::: Data for this task
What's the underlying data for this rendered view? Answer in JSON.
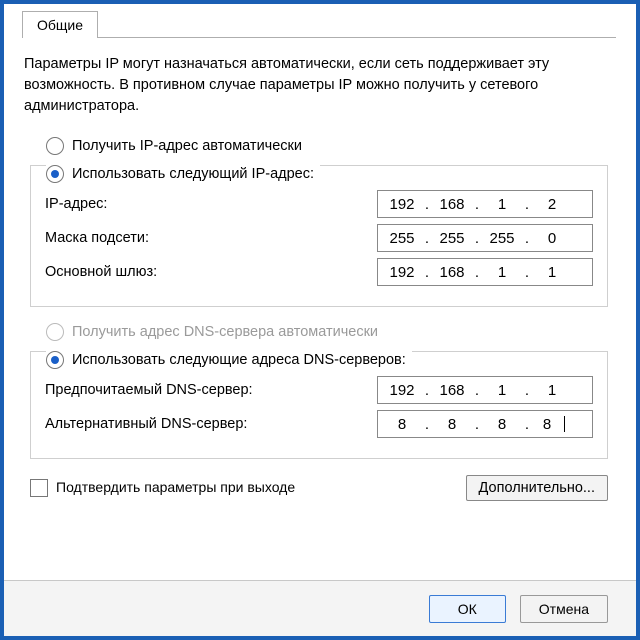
{
  "tab": {
    "label": "Общие"
  },
  "description": "Параметры IP могут назначаться автоматически, если сеть поддерживает эту возможность. В противном случае параметры IP можно получить у сетевого администратора.",
  "ip_section": {
    "auto_label": "Получить IP-адрес автоматически",
    "manual_label": "Использовать следующий IP-адрес:",
    "mode": "manual",
    "fields": {
      "ip_label": "IP-адрес:",
      "ip": [
        "192",
        "168",
        "1",
        "2"
      ],
      "mask_label": "Маска подсети:",
      "mask": [
        "255",
        "255",
        "255",
        "0"
      ],
      "gateway_label": "Основной шлюз:",
      "gateway": [
        "192",
        "168",
        "1",
        "1"
      ]
    }
  },
  "dns_section": {
    "auto_label": "Получить адрес DNS-сервера автоматически",
    "auto_enabled": false,
    "manual_label": "Использовать следующие адреса DNS-серверов:",
    "mode": "manual",
    "fields": {
      "preferred_label": "Предпочитаемый DNS-сервер:",
      "preferred": [
        "192",
        "168",
        "1",
        "1"
      ],
      "alternate_label": "Альтернативный DNS-сервер:",
      "alternate": [
        "8",
        "8",
        "8",
        "8"
      ]
    }
  },
  "confirm_label": "Подтвердить параметры при выходе",
  "advanced_label": "Дополнительно...",
  "buttons": {
    "ok": "ОК",
    "cancel": "Отмена"
  }
}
::::::
**Task objective**
Transcribe the preceding listing in its entirety and with exact wording, leaving out pictures.

**Solution for this task**
What's the underlying data for this rendered view? Answer in JSON.
{
  "tab": {
    "label": "Общие"
  },
  "description": "Параметры IP могут назначаться автоматически, если сеть поддерживает эту возможность. В противном случае параметры IP можно получить у сетевого администратора.",
  "ip_section": {
    "auto_label": "Получить IP-адрес автоматически",
    "manual_label": "Использовать следующий IP-адрес:",
    "mode": "manual",
    "fields": {
      "ip_label": "IP-адрес:",
      "ip": [
        "192",
        "168",
        "1",
        "2"
      ],
      "mask_label": "Маска подсети:",
      "mask": [
        "255",
        "255",
        "255",
        "0"
      ],
      "gateway_label": "Основной шлюз:",
      "gateway": [
        "192",
        "168",
        "1",
        "1"
      ]
    }
  },
  "dns_section": {
    "auto_label": "Получить адрес DNS-сервера автоматически",
    "auto_enabled": false,
    "manual_label": "Использовать следующие адреса DNS-серверов:",
    "mode": "manual",
    "fields": {
      "preferred_label": "Предпочитаемый DNS-сервер:",
      "preferred": [
        "192",
        "168",
        "1",
        "1"
      ],
      "alternate_label": "Альтернативный DNS-сервер:",
      "alternate": [
        "8",
        "8",
        "8",
        "8"
      ]
    }
  },
  "confirm_label": "Подтвердить параметры при выходе",
  "advanced_label": "Дополнительно...",
  "buttons": {
    "ok": "ОК",
    "cancel": "Отмена"
  }
}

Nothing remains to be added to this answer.